◆ Data shown ◆
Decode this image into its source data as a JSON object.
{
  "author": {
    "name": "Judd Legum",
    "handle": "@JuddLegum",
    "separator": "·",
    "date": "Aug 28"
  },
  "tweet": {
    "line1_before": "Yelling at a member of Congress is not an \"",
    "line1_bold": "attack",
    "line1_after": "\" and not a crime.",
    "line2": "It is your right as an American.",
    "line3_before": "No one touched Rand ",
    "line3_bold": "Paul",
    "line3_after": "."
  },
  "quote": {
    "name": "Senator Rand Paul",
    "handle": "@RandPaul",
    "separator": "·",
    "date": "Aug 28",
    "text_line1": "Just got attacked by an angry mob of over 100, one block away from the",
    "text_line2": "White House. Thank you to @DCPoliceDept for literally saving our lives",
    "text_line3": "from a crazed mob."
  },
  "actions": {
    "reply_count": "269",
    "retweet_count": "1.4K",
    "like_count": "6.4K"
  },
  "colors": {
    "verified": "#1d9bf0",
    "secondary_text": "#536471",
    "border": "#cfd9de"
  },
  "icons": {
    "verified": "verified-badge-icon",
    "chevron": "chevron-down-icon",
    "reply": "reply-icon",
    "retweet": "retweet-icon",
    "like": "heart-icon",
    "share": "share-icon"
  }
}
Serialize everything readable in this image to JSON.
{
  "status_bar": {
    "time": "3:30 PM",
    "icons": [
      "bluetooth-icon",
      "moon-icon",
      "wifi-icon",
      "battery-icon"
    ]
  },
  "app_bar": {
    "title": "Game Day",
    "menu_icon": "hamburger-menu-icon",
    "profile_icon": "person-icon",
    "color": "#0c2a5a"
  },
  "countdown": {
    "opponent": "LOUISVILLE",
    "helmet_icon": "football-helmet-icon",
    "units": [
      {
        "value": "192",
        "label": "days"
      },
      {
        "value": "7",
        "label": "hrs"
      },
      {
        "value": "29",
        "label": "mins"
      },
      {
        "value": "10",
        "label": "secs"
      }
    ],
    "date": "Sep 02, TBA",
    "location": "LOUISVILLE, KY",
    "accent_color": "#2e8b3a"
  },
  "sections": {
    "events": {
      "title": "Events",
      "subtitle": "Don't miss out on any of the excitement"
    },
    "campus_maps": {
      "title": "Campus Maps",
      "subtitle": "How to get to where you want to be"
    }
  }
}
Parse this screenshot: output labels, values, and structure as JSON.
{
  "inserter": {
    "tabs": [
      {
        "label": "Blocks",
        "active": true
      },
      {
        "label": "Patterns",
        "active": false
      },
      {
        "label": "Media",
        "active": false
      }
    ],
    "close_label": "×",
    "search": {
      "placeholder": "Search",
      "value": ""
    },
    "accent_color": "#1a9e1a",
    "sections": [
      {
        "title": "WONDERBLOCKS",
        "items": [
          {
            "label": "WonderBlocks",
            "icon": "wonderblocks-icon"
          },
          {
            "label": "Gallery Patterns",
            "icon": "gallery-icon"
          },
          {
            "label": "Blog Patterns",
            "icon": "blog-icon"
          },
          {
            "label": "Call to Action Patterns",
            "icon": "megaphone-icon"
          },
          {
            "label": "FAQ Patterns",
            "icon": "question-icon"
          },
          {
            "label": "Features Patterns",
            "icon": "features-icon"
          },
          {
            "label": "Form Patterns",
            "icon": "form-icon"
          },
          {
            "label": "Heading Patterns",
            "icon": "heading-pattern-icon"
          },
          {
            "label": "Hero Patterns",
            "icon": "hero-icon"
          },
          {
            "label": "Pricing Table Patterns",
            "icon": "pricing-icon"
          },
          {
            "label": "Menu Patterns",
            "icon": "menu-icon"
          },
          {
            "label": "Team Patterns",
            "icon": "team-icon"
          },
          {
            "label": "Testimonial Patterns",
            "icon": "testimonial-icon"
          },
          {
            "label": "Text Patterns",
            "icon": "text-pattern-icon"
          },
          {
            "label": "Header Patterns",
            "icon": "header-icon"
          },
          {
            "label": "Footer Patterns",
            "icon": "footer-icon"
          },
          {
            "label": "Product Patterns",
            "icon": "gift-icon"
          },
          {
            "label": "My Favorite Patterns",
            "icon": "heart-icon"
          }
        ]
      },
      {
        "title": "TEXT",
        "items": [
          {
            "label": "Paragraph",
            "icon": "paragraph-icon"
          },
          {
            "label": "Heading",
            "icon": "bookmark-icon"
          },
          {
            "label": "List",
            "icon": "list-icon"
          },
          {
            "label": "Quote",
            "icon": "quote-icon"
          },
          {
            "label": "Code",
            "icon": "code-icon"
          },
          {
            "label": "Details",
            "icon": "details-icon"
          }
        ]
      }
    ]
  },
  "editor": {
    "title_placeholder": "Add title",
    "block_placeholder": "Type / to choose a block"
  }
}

◆ What this task involves ◆
Please quote the data above in full, with no line missing.

◆ Complete answer ◆
Decode this image into its source data as a JSON object.
{
  "author": {
    "name": "Judd Legum",
    "handle": "@JuddLegum",
    "separator": "·",
    "date": "Aug 28"
  },
  "tweet": {
    "line1_before": "Yelling at a member of Congress is not an \"",
    "line1_bold": "attack",
    "line1_after": "\" and not a crime.",
    "line2": "It is your right as an American.",
    "line3_before": "No one touched Rand ",
    "line3_bold": "Paul",
    "line3_after": "."
  },
  "quote": {
    "name": "Senator Rand Paul",
    "handle": "@RandPaul",
    "separator": "·",
    "date": "Aug 28",
    "text_line1": "Just got attacked by an angry mob of over 100, one block away from the",
    "text_line2": "White House. Thank you to @DCPoliceDept for literally saving our lives",
    "text_line3": "from a crazed mob."
  },
  "actions": {
    "reply_count": "269",
    "retweet_count": "1.4K",
    "like_count": "6.4K"
  },
  "colors": {
    "verified": "#1d9bf0",
    "secondary_text": "#536471",
    "border": "#cfd9de"
  },
  "icons": {
    "verified": "verified-badge-icon",
    "chevron": "chevron-down-icon",
    "reply": "reply-icon",
    "retweet": "retweet-icon",
    "like": "heart-icon",
    "share": "share-icon"
  }
}
Serialize everything readable in this image to JSON.
{
  "status_bar": {
    "time": "3:30 PM",
    "icons": [
      "bluetooth-icon",
      "moon-icon",
      "wifi-icon",
      "battery-icon"
    ]
  },
  "app_bar": {
    "title": "Game Day",
    "menu_icon": "hamburger-menu-icon",
    "profile_icon": "person-icon",
    "color": "#0c2a5a"
  },
  "countdown": {
    "opponent": "LOUISVILLE",
    "helmet_icon": "football-helmet-icon",
    "units": [
      {
        "value": "192",
        "label": "days"
      },
      {
        "value": "7",
        "label": "hrs"
      },
      {
        "value": "29",
        "label": "mins"
      },
      {
        "value": "10",
        "label": "secs"
      }
    ],
    "date": "Sep 02, TBA",
    "location": "LOUISVILLE, KY",
    "accent_color": "#2e8b3a"
  },
  "sections": {
    "events": {
      "title": "Events",
      "subtitle": "Don't miss out on any of the excitement"
    },
    "campus_maps": {
      "title": "Campus Maps",
      "subtitle": "How to get to where you want to be"
    }
  }
}
Parse this screenshot: output labels, values, and structure as JSON.
{
  "inserter": {
    "tabs": [
      {
        "label": "Blocks",
        "active": true
      },
      {
        "label": "Patterns",
        "active": false
      },
      {
        "label": "Media",
        "active": false
      }
    ],
    "close_label": "×",
    "search": {
      "placeholder": "Search",
      "value": ""
    },
    "accent_color": "#1a9e1a",
    "sections": [
      {
        "title": "WONDERBLOCKS",
        "items": [
          {
            "label": "WonderBlocks",
            "icon": "wonderblocks-icon"
          },
          {
            "label": "Gallery Patterns",
            "icon": "gallery-icon"
          },
          {
            "label": "Blog Patterns",
            "icon": "blog-icon"
          },
          {
            "label": "Call to Action Patterns",
            "icon": "megaphone-icon"
          },
          {
            "label": "FAQ Patterns",
            "icon": "question-icon"
          },
          {
            "label": "Features Patterns",
            "icon": "features-icon"
          },
          {
            "label": "Form Patterns",
            "icon": "form-icon"
          },
          {
            "label": "Heading Patterns",
            "icon": "heading-pattern-icon"
          },
          {
            "label": "Hero Patterns",
            "icon": "hero-icon"
          },
          {
            "label": "Pricing Table Patterns",
            "icon": "pricing-icon"
          },
          {
            "label": "Menu Patterns",
            "icon": "menu-icon"
          },
          {
            "label": "Team Patterns",
            "icon": "team-icon"
          },
          {
            "label": "Testimonial Patterns",
            "icon": "testimonial-icon"
          },
          {
            "label": "Text Patterns",
            "icon": "text-pattern-icon"
          },
          {
            "label": "Header Patterns",
            "icon": "header-icon"
          },
          {
            "label": "Footer Patterns",
            "icon": "footer-icon"
          },
          {
            "label": "Product Patterns",
            "icon": "gift-icon"
          },
          {
            "label": "My Favorite Patterns",
            "icon": "heart-icon"
          }
        ]
      },
      {
        "title": "TEXT",
        "items": [
          {
            "label": "Paragraph",
            "icon": "paragraph-icon"
          },
          {
            "label": "Heading",
            "icon": "bookmark-icon"
          },
          {
            "label": "List",
            "icon": "list-icon"
          },
          {
            "label": "Quote",
            "icon": "quote-icon"
          },
          {
            "label": "Code",
            "icon": "code-icon"
          },
          {
            "label": "Details",
            "icon": "details-icon"
          }
        ]
      }
    ]
  },
  "editor": {
    "title_placeholder": "Add title",
    "block_placeholder": "Type / to choose a block"
  }
}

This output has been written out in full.